▸ WRITTEN INSTRUCTION: Examine the material below. Gather every line in which the string "moment" appears.
** Start ENTRIES SHOWN **
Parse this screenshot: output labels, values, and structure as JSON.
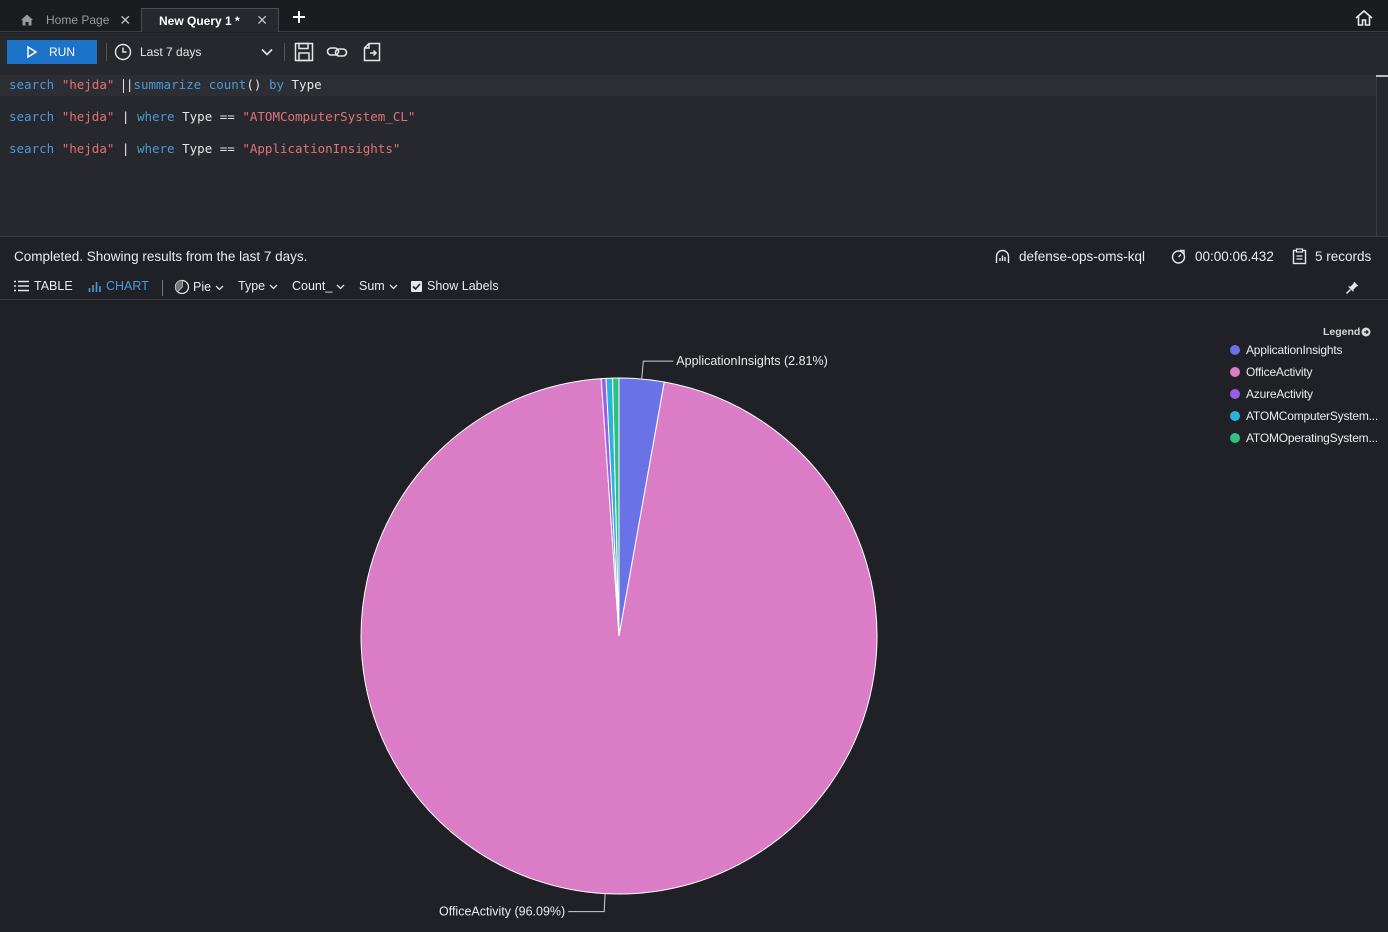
{
  "tabs": [
    {
      "label": "Home Page",
      "close": "✕"
    },
    {
      "label": "New Query 1 *",
      "close": "✕"
    }
  ],
  "toolbar": {
    "run_label": "RUN",
    "time_range": "Last 7 days"
  },
  "editor": {
    "lines": [
      [
        {
          "t": "search",
          "c": "kw"
        },
        {
          "t": " ",
          "c": "op"
        },
        {
          "t": "\"hejda\"",
          "c": "str"
        },
        {
          "t": " ",
          "c": "op"
        },
        {
          "t": "|",
          "c": "op"
        },
        {
          "t": "summarize",
          "c": "kw"
        },
        {
          "t": " ",
          "c": "op"
        },
        {
          "t": "count",
          "c": "fn"
        },
        {
          "t": "()",
          "c": "op"
        },
        {
          "t": " ",
          "c": "op"
        },
        {
          "t": "by",
          "c": "kw"
        },
        {
          "t": " ",
          "c": "op"
        },
        {
          "t": "Type",
          "c": "id"
        }
      ],
      [
        {
          "t": "search",
          "c": "kw"
        },
        {
          "t": " ",
          "c": "op"
        },
        {
          "t": "\"hejda\"",
          "c": "str"
        },
        {
          "t": " | ",
          "c": "op"
        },
        {
          "t": "where",
          "c": "kw"
        },
        {
          "t": " ",
          "c": "op"
        },
        {
          "t": "Type",
          "c": "id"
        },
        {
          "t": " == ",
          "c": "op"
        },
        {
          "t": "\"ATOMComputerSystem_CL\"",
          "c": "str"
        }
      ],
      [
        {
          "t": "search",
          "c": "kw"
        },
        {
          "t": " ",
          "c": "op"
        },
        {
          "t": "\"hejda\"",
          "c": "str"
        },
        {
          "t": " | ",
          "c": "op"
        },
        {
          "t": "where",
          "c": "kw"
        },
        {
          "t": " ",
          "c": "op"
        },
        {
          "t": "Type",
          "c": "id"
        },
        {
          "t": " == ",
          "c": "op"
        },
        {
          "t": "\"ApplicationInsights\"",
          "c": "str"
        }
      ]
    ]
  },
  "status": {
    "message": "Completed. Showing results from the last 7 days.",
    "workspace": "defense-ops-oms-kql",
    "duration": "00:00:06.432",
    "records": "5 records"
  },
  "viewbar": {
    "table_label": "TABLE",
    "chart_label": "CHART",
    "chart_type": "Pie",
    "x_column": "Type",
    "y_column": "Count_",
    "aggregation": "Sum",
    "show_labels": "Show Labels"
  },
  "chart_data": {
    "type": "pie",
    "show_labels": true,
    "legend_title": "Legend",
    "legend_position": "top-right",
    "slices": [
      {
        "name": "ApplicationInsights",
        "legend_label": "ApplicationInsights",
        "percent": 2.81,
        "color": "#6a72e8",
        "label": "ApplicationInsights (2.81%)"
      },
      {
        "name": "OfficeActivity",
        "legend_label": "OfficeActivity",
        "percent": 96.09,
        "color": "#da7dc6",
        "label": "OfficeActivity (96.09%)"
      },
      {
        "name": "AzureActivity",
        "legend_label": "AzureActivity",
        "percent": 0.3,
        "color": "#9a5ee8",
        "label": ""
      },
      {
        "name": "ATOMComputerSystem_CL",
        "legend_label": "ATOMComputerSystem...",
        "percent": 0.4,
        "color": "#29b3d8",
        "label": ""
      },
      {
        "name": "ATOMOperatingSystem_CL",
        "legend_label": "ATOMOperatingSystem...",
        "percent": 0.4,
        "color": "#2ec27e",
        "label": ""
      }
    ]
  },
  "colors": {
    "accent": "#1d73c7",
    "keyword": "#4a9ad8",
    "string": "#e07474"
  }
}
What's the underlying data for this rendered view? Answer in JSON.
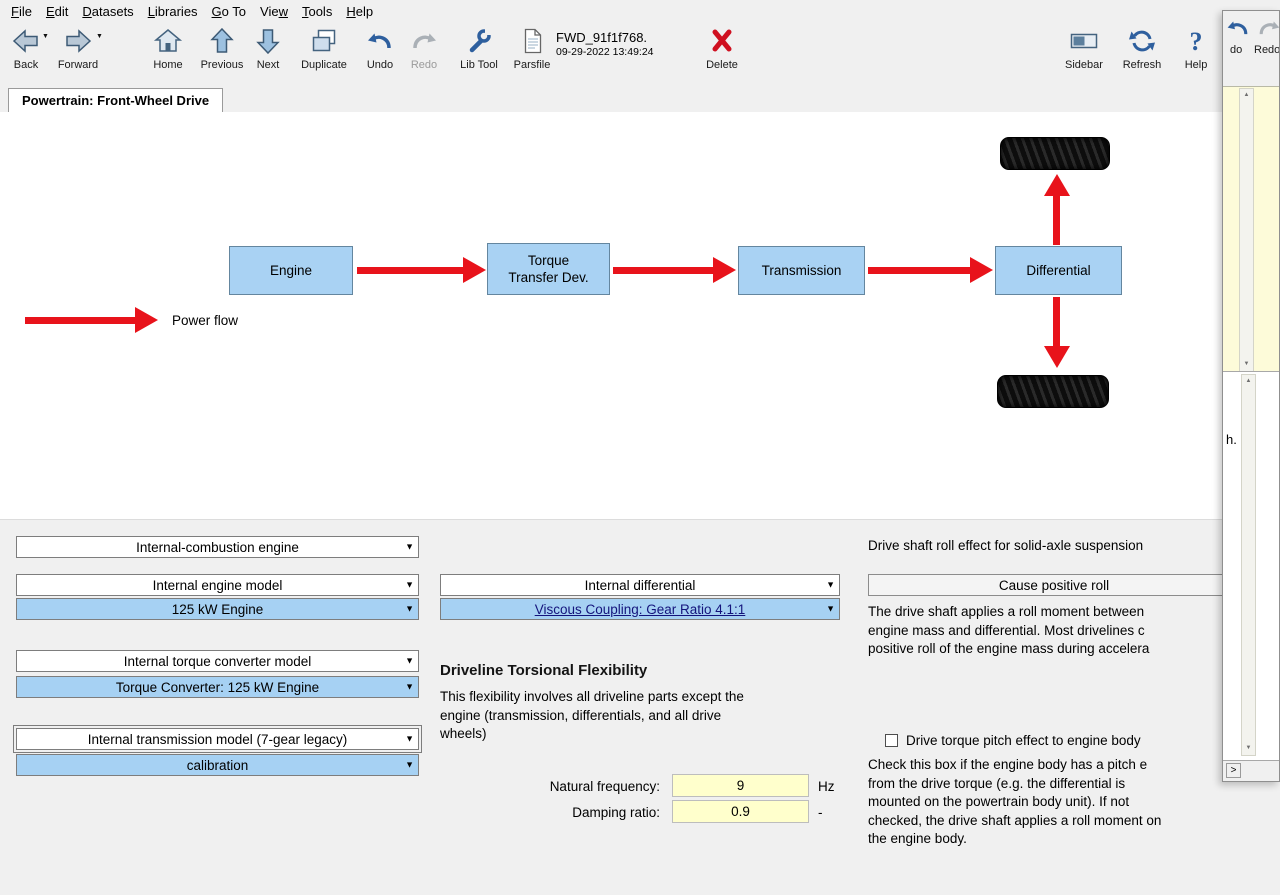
{
  "menu": {
    "items": [
      {
        "pre": "",
        "key": "F",
        "post": "ile"
      },
      {
        "pre": "",
        "key": "E",
        "post": "dit"
      },
      {
        "pre": "",
        "key": "D",
        "post": "atasets"
      },
      {
        "pre": "",
        "key": "L",
        "post": "ibraries"
      },
      {
        "pre": "",
        "key": "G",
        "post": "o To"
      },
      {
        "pre": "Vie",
        "key": "w",
        "post": ""
      },
      {
        "pre": "",
        "key": "T",
        "post": "ools"
      },
      {
        "pre": "",
        "key": "H",
        "post": "elp"
      }
    ]
  },
  "toolbar": {
    "back": "Back",
    "forward": "Forward",
    "home": "Home",
    "previous": "Previous",
    "next": "Next",
    "duplicate": "Duplicate",
    "undo": "Undo",
    "redo": "Redo",
    "lib_tool": "Lib Tool",
    "parsfile": "Parsfile",
    "delete": "Delete",
    "sidebar": "Sidebar",
    "refresh": "Refresh",
    "help": "Help",
    "dataset_name": "FWD_91f1f768.",
    "dataset_timestamp": "09-29-2022 13:49:24"
  },
  "tab": {
    "title": "Powertrain: Front-Wheel Drive"
  },
  "diagram": {
    "legend_label": "Power flow",
    "boxes": [
      {
        "label": "Engine"
      },
      {
        "label": "Torque\nTransfer Dev."
      },
      {
        "label": "Transmission"
      },
      {
        "label": "Differential"
      }
    ]
  },
  "powertrain_panel": {
    "engine_type": "Internal-combustion engine",
    "engine_model_category": "Internal engine model",
    "engine_model": "125 kW Engine",
    "torque_converter_category": "Internal torque converter model",
    "torque_converter": "Torque Converter: 125 kW Engine",
    "transmission_category": "Internal transmission model (7-gear legacy)",
    "transmission": "calibration"
  },
  "differential_panel": {
    "category": "Internal differential",
    "link": "Viscous Coupling: Gear Ratio 4.1:1"
  },
  "flexibility": {
    "heading": "Driveline Torsional Flexibility",
    "description": "This flexibility involves all driveline parts except the\nengine (transmission, differentials, and all drive\nwheels)",
    "natural_frequency_label": "Natural frequency:",
    "natural_frequency_value": "9",
    "natural_frequency_unit": "Hz",
    "damping_ratio_label": "Damping ratio:",
    "damping_ratio_value": "0.9",
    "damping_ratio_unit": "-"
  },
  "roll_effect": {
    "caption": "Drive shaft roll effect for solid-axle suspension",
    "button": "Cause positive roll",
    "description": "The drive shaft applies a roll moment between\nengine mass and differential.  Most drivelines c\npositive roll of the engine mass during accelera",
    "checkbox_label": "Drive torque pitch effect to engine body",
    "checkbox_checked": false,
    "checkbox_description": "Check this box if the engine body has a pitch e\nfrom the drive torque (e.g. the differential is\nmounted on the powertrain body unit). If not\nchecked, the drive shaft applies a roll moment on\nthe engine body."
  },
  "overlay": {
    "undo_partial": "do",
    "redo_label": "Redo",
    "notes_partial": "h. F",
    "scroll_right": ">"
  }
}
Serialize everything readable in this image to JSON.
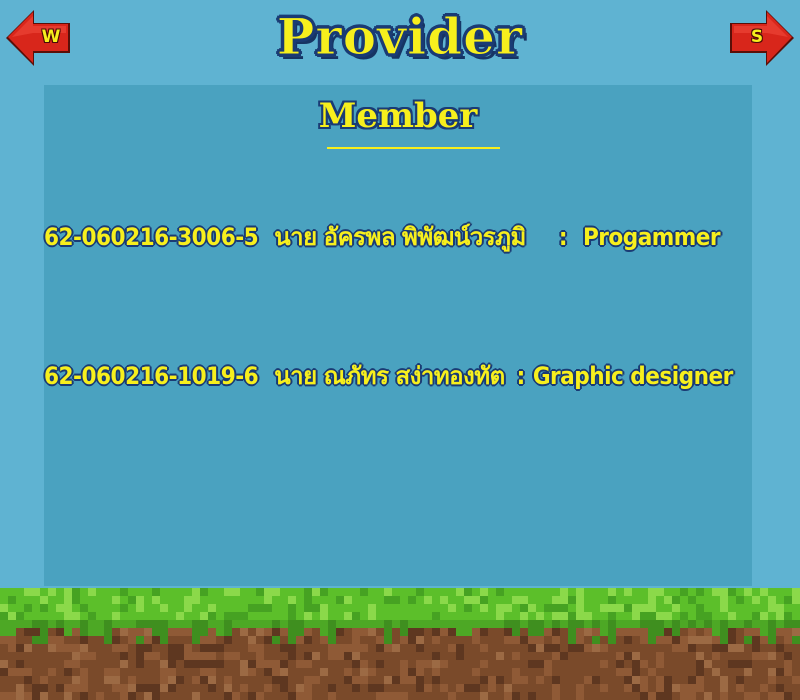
{
  "header": {
    "title": "Provider",
    "left_button_label": "W",
    "right_button_label": "S"
  },
  "panel": {
    "subtitle": "Member",
    "members": [
      {
        "id": "62-060216-3006-5",
        "name": "นาย อัครพล  พิพัฒน์วรภูมิ",
        "separator": ":",
        "role": "Progammer"
      },
      {
        "id": "62-060216-1019-6",
        "name": "นาย ณภัทร   สง่าทองทัต",
        "separator": ":",
        "role": "Graphic designer"
      }
    ]
  },
  "colors": {
    "background": "#5fb3d2",
    "panel": "#4aa2c0",
    "text_yellow": "#f7ef1d",
    "text_outline": "#1a3b74",
    "arrow_red": "#d8261b",
    "grass": "#5cbf2a",
    "dirt": "#7a4a2a"
  },
  "icons": {
    "left": "red-arrow-left-icon",
    "right": "red-arrow-right-icon"
  }
}
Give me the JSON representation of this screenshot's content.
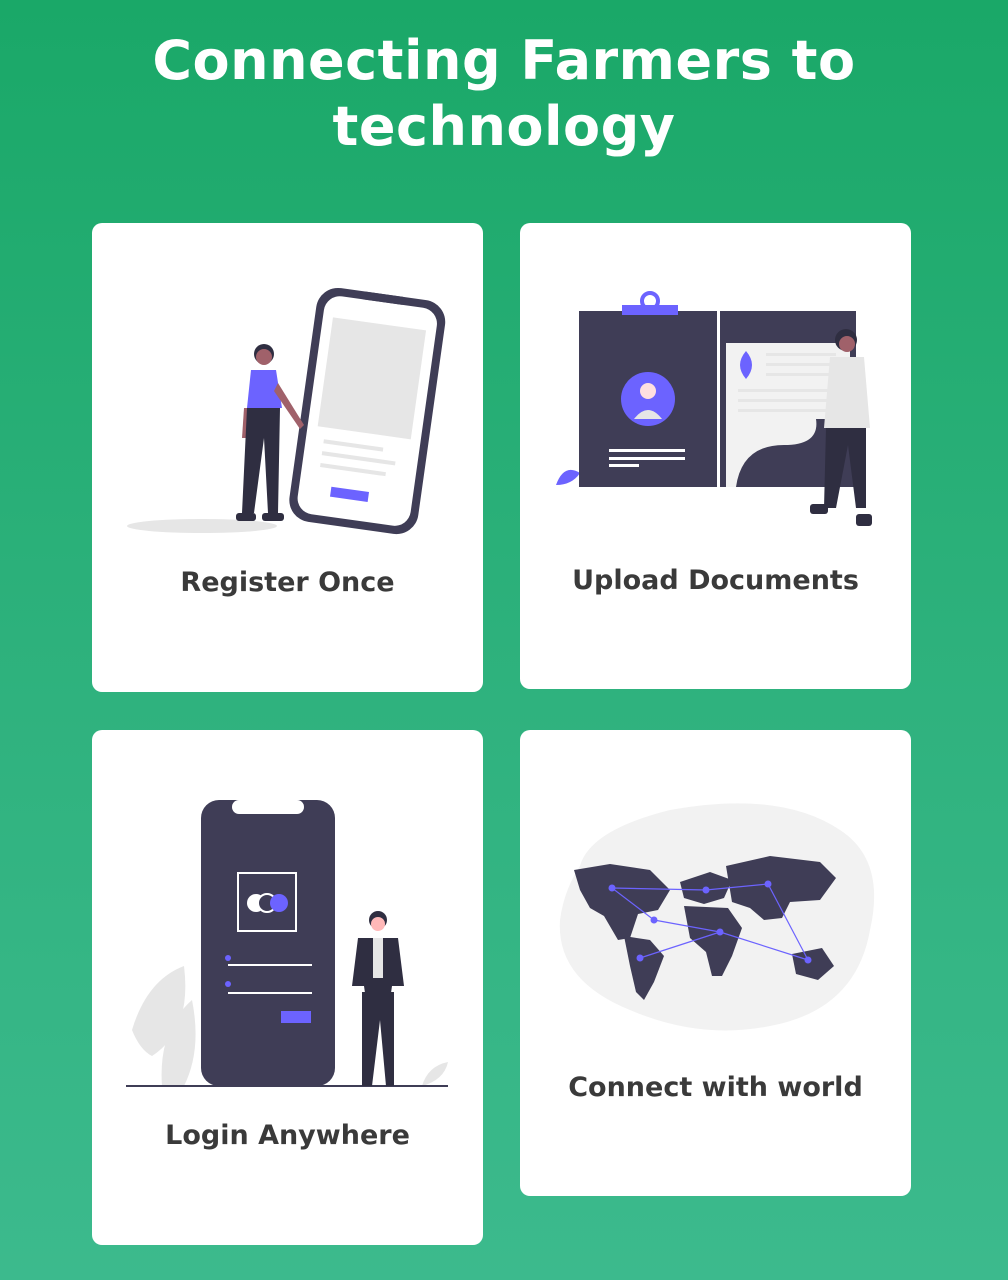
{
  "heading": {
    "line1": "Connecting Farmers to",
    "line2": "technology"
  },
  "cards": [
    {
      "label": "Register Once",
      "illustration": "register-phone-illustration"
    },
    {
      "label": "Upload Documents",
      "illustration": "upload-documents-illustration"
    },
    {
      "label": "Login Anywhere",
      "illustration": "login-phone-illustration"
    },
    {
      "label": "Connect with world",
      "illustration": "world-map-illustration"
    }
  ],
  "colors": {
    "background_top": "#1aa868",
    "background_bottom": "#3cba8d",
    "accent": "#6c63ff",
    "dark": "#3f3d56",
    "card": "#ffffff"
  }
}
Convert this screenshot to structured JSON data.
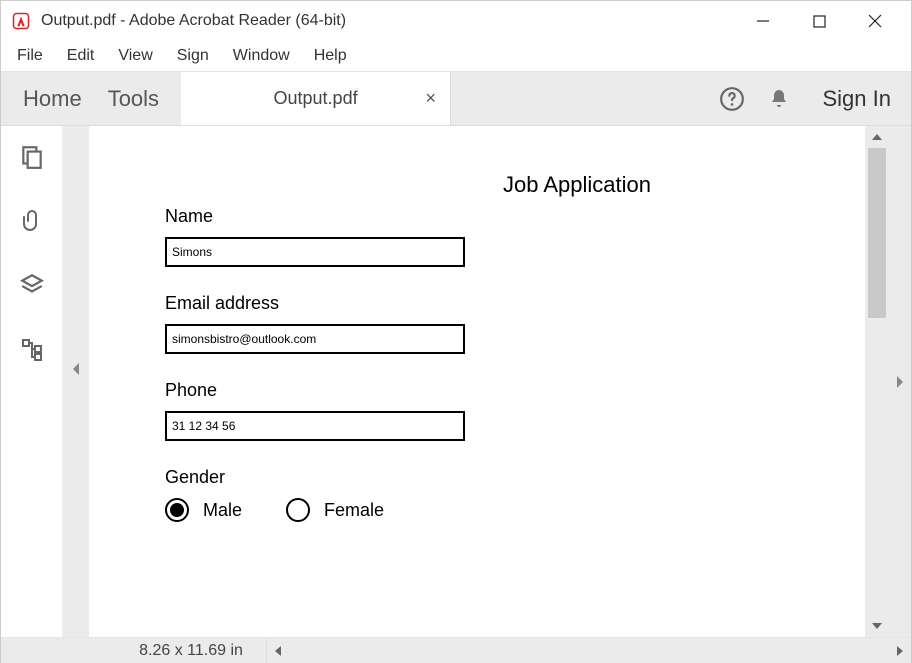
{
  "window": {
    "title": "Output.pdf - Adobe Acrobat Reader (64-bit)"
  },
  "menu": {
    "file": "File",
    "edit": "Edit",
    "view": "View",
    "sign": "Sign",
    "window": "Window",
    "help": "Help"
  },
  "tabs": {
    "home": "Home",
    "tools": "Tools",
    "document": "Output.pdf",
    "signin": "Sign In"
  },
  "document": {
    "title": "Job Application",
    "fields": {
      "name_label": "Name",
      "name_value": "Simons",
      "email_label": "Email address",
      "email_value": "simonsbistro@outlook.com",
      "phone_label": "Phone",
      "phone_value": "31 12 34 56",
      "gender_label": "Gender",
      "gender_male": "Male",
      "gender_female": "Female",
      "gender_selected": "male"
    }
  },
  "status": {
    "dimensions": "8.26 x 11.69 in"
  }
}
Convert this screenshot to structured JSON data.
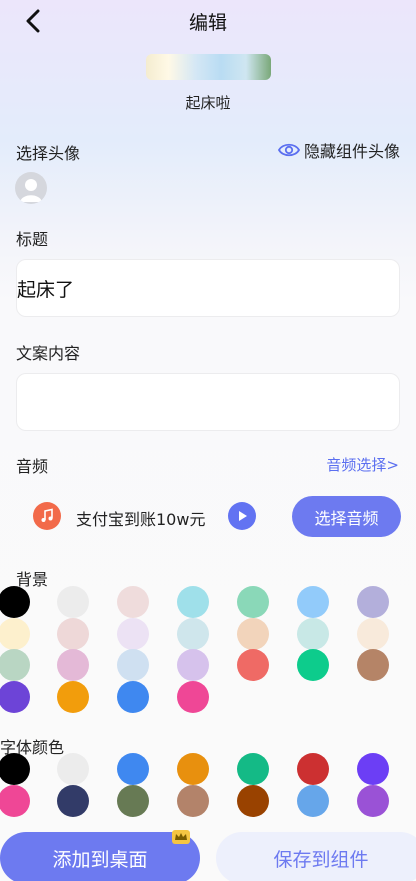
** End ENTRIES SHOWN **
▸ RESPONSE:
    "description": "The drive shaft applies a roll moment between\nengine mass and differential.  Most drivelines c\npositive roll of the engine mass during accelera",
    "checkbox_description": "Check this box if the engine body has a pitch e\nfrom the drive torque (e.g. the differential is\nmounted on the powertrain body unit). If not\nchecked, the drive shaft applies a roll moment on\nthe engine body."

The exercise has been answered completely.